# start of Stored data

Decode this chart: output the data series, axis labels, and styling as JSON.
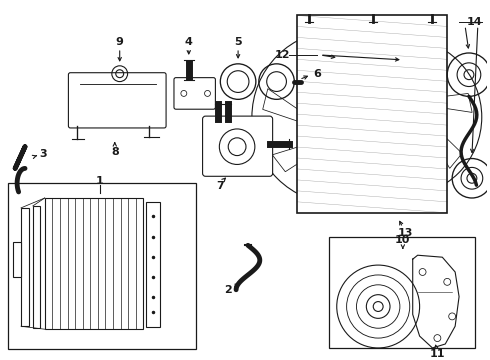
{
  "background_color": "#ffffff",
  "line_color": "#1a1a1a",
  "fig_width": 4.9,
  "fig_height": 3.6,
  "dpi": 100
}
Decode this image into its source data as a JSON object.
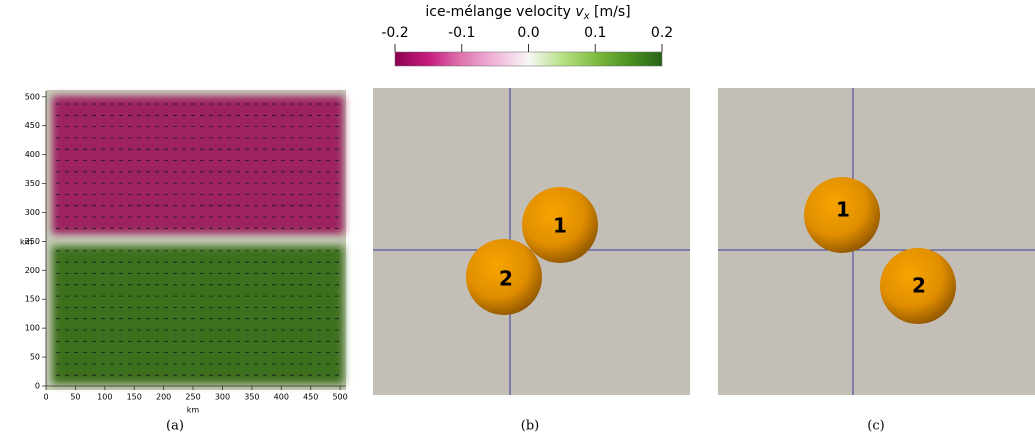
{
  "colorbar": {
    "title": "ice-mélange velocity",
    "title_var": "v",
    "title_sub": "x",
    "title_unit": "[m/s]",
    "lim": [
      -0.2,
      0.2
    ],
    "ticks": [
      -0.2,
      -0.1,
      {
        "value": 0,
        "label": "0.0"
      },
      0.1,
      0.2
    ]
  },
  "panel_a": {
    "caption": "(a)",
    "xlabel": "km",
    "ylabel": "km",
    "xlim": [
      0,
      510
    ],
    "ylim": [
      0,
      510
    ],
    "xticks": [
      0,
      50,
      100,
      150,
      200,
      250,
      300,
      350,
      400,
      450,
      500
    ],
    "yticks": [
      0,
      50,
      100,
      150,
      200,
      250,
      300,
      350,
      400,
      450,
      500
    ]
  },
  "panel_b": {
    "caption": "(b)",
    "spheres": [
      "1",
      "2"
    ]
  },
  "panel_c": {
    "caption": "(c)",
    "spheres": [
      "1",
      "2"
    ]
  }
}
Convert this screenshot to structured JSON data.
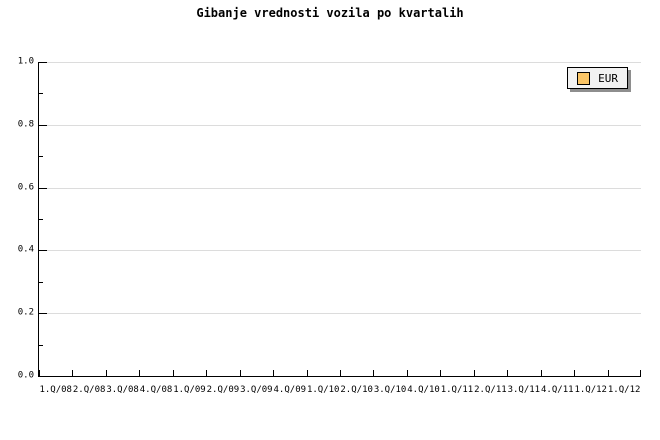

# end of Stored data

Pictures in the records must not appear in the copy; transcribe everything else precisely.

Decode this chart: output the data series, axis labels, and styling as JSON.
{
  "background_color": "#ffffff",
  "line_color": "#1a1a1a",
  "fig_width": 4.9,
  "fig_height": 3.6,
  "dpi": 100
}
Decode this image into its source data as a JSON object.
{
  "colorbar": {
    "title": "ice-mélange velocity",
    "title_var": "v",
    "title_sub": "x",
    "title_unit": "[m/s]",
    "lim": [
      -0.2,
      0.2
    ],
    "ticks": [
      -0.2,
      -0.1,
      {
        "value": 0,
        "label": "0.0"
      },
      0.1,
      0.2
    ]
  },
  "panel_a": {
    "caption": "(a)",
    "xlabel": "km",
    "ylabel": "km",
    "xlim": [
      0,
      510
    ],
    "ylim": [
      0,
      510
    ],
    "xticks": [
      0,
      50,
      100,
      150,
      200,
      250,
      300,
      350,
      400,
      450,
      500
    ],
    "yticks": [
      0,
      50,
      100,
      150,
      200,
      250,
      300,
      350,
      400,
      450,
      500
    ]
  },
  "panel_b": {
    "caption": "(b)",
    "spheres": [
      "1",
      "2"
    ]
  },
  "panel_c": {
    "caption": "(c)",
    "spheres": [
      "1",
      "2"
    ]
  }
}
Convert this screenshot to structured JSON data.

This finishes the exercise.